## start Excerpt
From 8e776c78a1976c97abd4f6b68ad46a821c119704 Mon Sep 17 00:00:00 2001
From: Jonah Bernard <96398205+Jonahcb@users.noreply.github.com>
Date: Sun, 12 Oct 2025 23:03:27 -0400
Subject: [PATCH] docs(router): add token-bucket rate limiting to the docs
 (#11485)

---
 docs/advanced_features/router.md | 30 ++++++++++++++++++++++++++++++
 1 file changed, 30 insertions(+)

diff --git a/docs/advanced_features/router.md b/docs/advanced_features/router.md
index 5eb4a2ff0..f2bb68942 100644
--- a/docs/advanced_features/router.md
+++ b/docs/advanced_features/router.md
@@ -11,6 +11,7 @@ The SGLang Router is a high-performance request distribution system that routes
 - **Kubernetes Integration**: Native service discovery and pod management
 - **Prefill-Decode Disaggregation**: Support for disaggregated serving load balancing
 - **Prometheus Metrics**: Built-in observability and monitoring
+- **Rate Limiter**: Token-bucket rate limiter to shield workers from overload
 
 ## Installation
 
@@ -229,6 +230,35 @@ python -m sglang_router.launch_router \
 - Returns to service after `cb-success-threshold` successful health checks
 - Circuit breaker can be disabled with `--disable-circuit-breaker`
 
+### Rate Limiter
+
+Use the token-bucket rate limiter to cap requests before they overwhelm downstream workers.
## end Excerpt
Your tasks:
1. Please answer these questions about the router docs patch:
(a) Which file does it change?
(b) Which flag disables the circuit breaker?
(c) What does the new feature-list entry say the rate limiter shields workers from?
2. Supply the lines that come next in the router docs patch, picking up after its last added sentence.
The data has no role in this exercise.
## start Stored data
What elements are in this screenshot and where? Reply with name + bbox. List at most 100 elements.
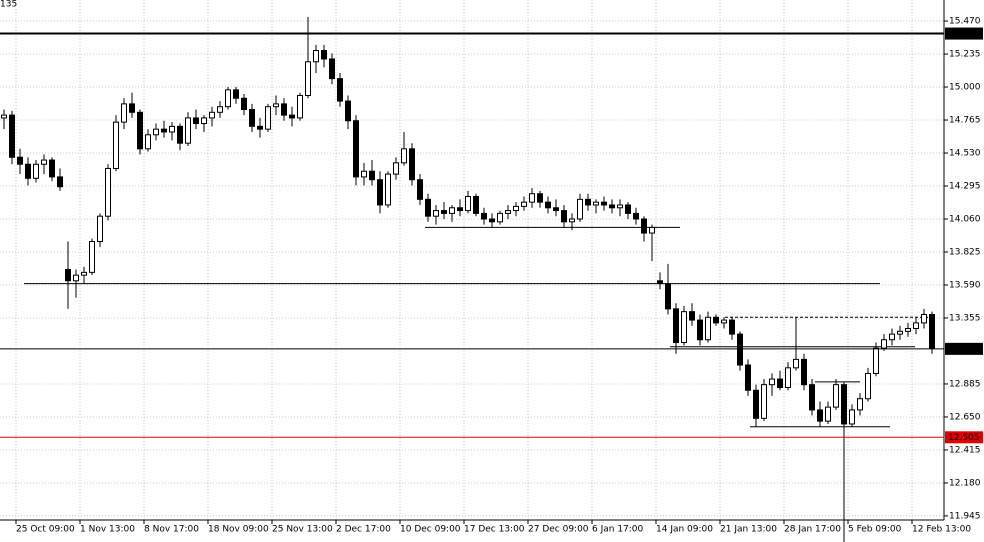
candle-body xyxy=(321,50,327,60)
price-label: 13.135 xyxy=(948,344,980,354)
candle-body xyxy=(921,313,927,324)
candle-body xyxy=(41,159,47,165)
candle-body xyxy=(297,94,303,119)
price-label: 12.505 xyxy=(948,433,980,443)
candle-body xyxy=(25,163,31,179)
candle-body xyxy=(137,111,143,150)
candle-body xyxy=(609,204,615,209)
candle-body xyxy=(329,58,335,80)
candle-body xyxy=(233,89,239,99)
candle-body xyxy=(753,389,759,419)
x-tick-label: 27 Dec 09:00 xyxy=(528,525,589,535)
candle-body xyxy=(273,103,279,108)
candle-body xyxy=(761,384,767,419)
y-tick-label: 15.235 xyxy=(949,50,981,60)
candle-body xyxy=(169,125,175,133)
candle-body xyxy=(913,322,919,330)
candle-body xyxy=(849,409,855,425)
candle-body xyxy=(537,193,543,203)
candle-body xyxy=(145,134,151,150)
candle-body xyxy=(865,372,871,400)
candle-body xyxy=(577,198,583,220)
x-tick-label: 1 Nov 13:00 xyxy=(80,525,135,535)
candle-body xyxy=(385,173,391,206)
y-tick-label: 12.885 xyxy=(949,379,981,389)
candle-body xyxy=(377,179,383,206)
candle-body xyxy=(393,162,399,175)
candle-body xyxy=(545,201,551,209)
candle-body xyxy=(897,330,903,335)
y-tick-label: 14.060 xyxy=(949,215,981,225)
candle-body xyxy=(113,121,119,169)
candle-body xyxy=(521,201,527,207)
candle-body xyxy=(745,364,751,391)
candle-body xyxy=(249,109,255,127)
y-tick-label: 14.295 xyxy=(949,182,981,192)
candle-body xyxy=(417,179,423,200)
candle-body xyxy=(473,196,479,214)
candle-body xyxy=(673,308,679,344)
candle-body xyxy=(505,210,511,214)
x-tick-label: 25 Oct 09:00 xyxy=(16,525,75,535)
candle-body xyxy=(481,212,487,220)
candle-body xyxy=(89,240,95,273)
candle-body xyxy=(825,406,831,422)
candle-body xyxy=(625,204,631,214)
candle-body xyxy=(177,125,183,144)
candle-body xyxy=(105,167,111,217)
candle-body xyxy=(425,198,431,217)
candle-body xyxy=(633,212,639,220)
candle-body xyxy=(721,319,727,324)
candle-body xyxy=(217,106,223,113)
candle-body xyxy=(705,316,711,341)
candle-body xyxy=(713,316,719,324)
candle-body xyxy=(49,159,55,178)
corner-label: 135 xyxy=(0,0,17,10)
candle-body xyxy=(553,207,559,212)
candle-body xyxy=(9,114,15,158)
candle-body xyxy=(457,207,463,212)
candle-body xyxy=(1,114,7,119)
candle-body xyxy=(97,215,103,242)
candle-body xyxy=(289,114,295,119)
candle-body xyxy=(185,117,191,144)
candle-body xyxy=(689,311,695,321)
x-tick-label: 5 Feb 09:00 xyxy=(848,525,902,535)
candle-body xyxy=(433,210,439,217)
candle-body xyxy=(809,384,815,411)
candle-body xyxy=(401,148,407,164)
candle-body xyxy=(241,97,247,111)
x-tick-label: 21 Jan 13:00 xyxy=(720,525,777,535)
candle-body xyxy=(465,196,471,212)
y-tick-label: 12.180 xyxy=(949,478,981,488)
candle-body xyxy=(769,378,775,386)
candle-body xyxy=(201,117,207,125)
x-tick-label: 10 Dec 09:00 xyxy=(400,525,461,535)
candle-body xyxy=(777,378,783,388)
candle-body xyxy=(737,333,743,366)
candle-body xyxy=(489,218,495,223)
candle-body xyxy=(81,271,87,276)
candle-body xyxy=(409,148,415,181)
candle-body xyxy=(649,226,655,234)
candle-body xyxy=(345,100,351,122)
x-tick-label: 8 Nov 17:00 xyxy=(144,525,199,535)
y-tick-label: 15.000 xyxy=(949,83,981,93)
candle-body xyxy=(73,274,79,282)
candle-body xyxy=(905,328,911,332)
candle-body xyxy=(313,50,319,63)
price-label-box xyxy=(945,431,983,444)
x-tick-label: 6 Jan 17:00 xyxy=(592,525,644,535)
candle-body xyxy=(57,176,63,188)
candle-body xyxy=(857,398,863,411)
x-tick-label: 14 Jan 09:00 xyxy=(656,525,713,535)
candle-body xyxy=(225,89,231,108)
candle-body xyxy=(65,269,71,282)
y-tick-label: 14.530 xyxy=(949,149,981,159)
candle-body xyxy=(305,61,311,96)
x-tick-label: 2 Dec 17:00 xyxy=(336,525,391,535)
x-tick-label: 12 Feb 13:00 xyxy=(912,525,971,535)
candle-body xyxy=(585,198,591,206)
candle-body xyxy=(449,207,455,214)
## end Stored data
Response list:
1.
(a) docs/advanced_features/router.md
(b) `--disable-circuit-breaker`
(c) Overload

2.
+
+- Enable rate limiting by setting `--max-concurrent-requests` to a positive integer. A bucket with that many tokens (concurrent leases) is created; `-1` keeps it disabled.
+- Optionally override the refill rate with `--rate-limit-tokens-per-second`. If omitted, the refill rate matches `max-concurrent-requests`.
+- Overflow traffic can wait in a FIFO queue controlled by:
+  - `--queue-size`: pending-request buffer (0 disables queuing; defaults to 100).
+  - `--queue-timeout-secs`: maximum wait time for queued requests before returning `429` (defaults to 60 seconds).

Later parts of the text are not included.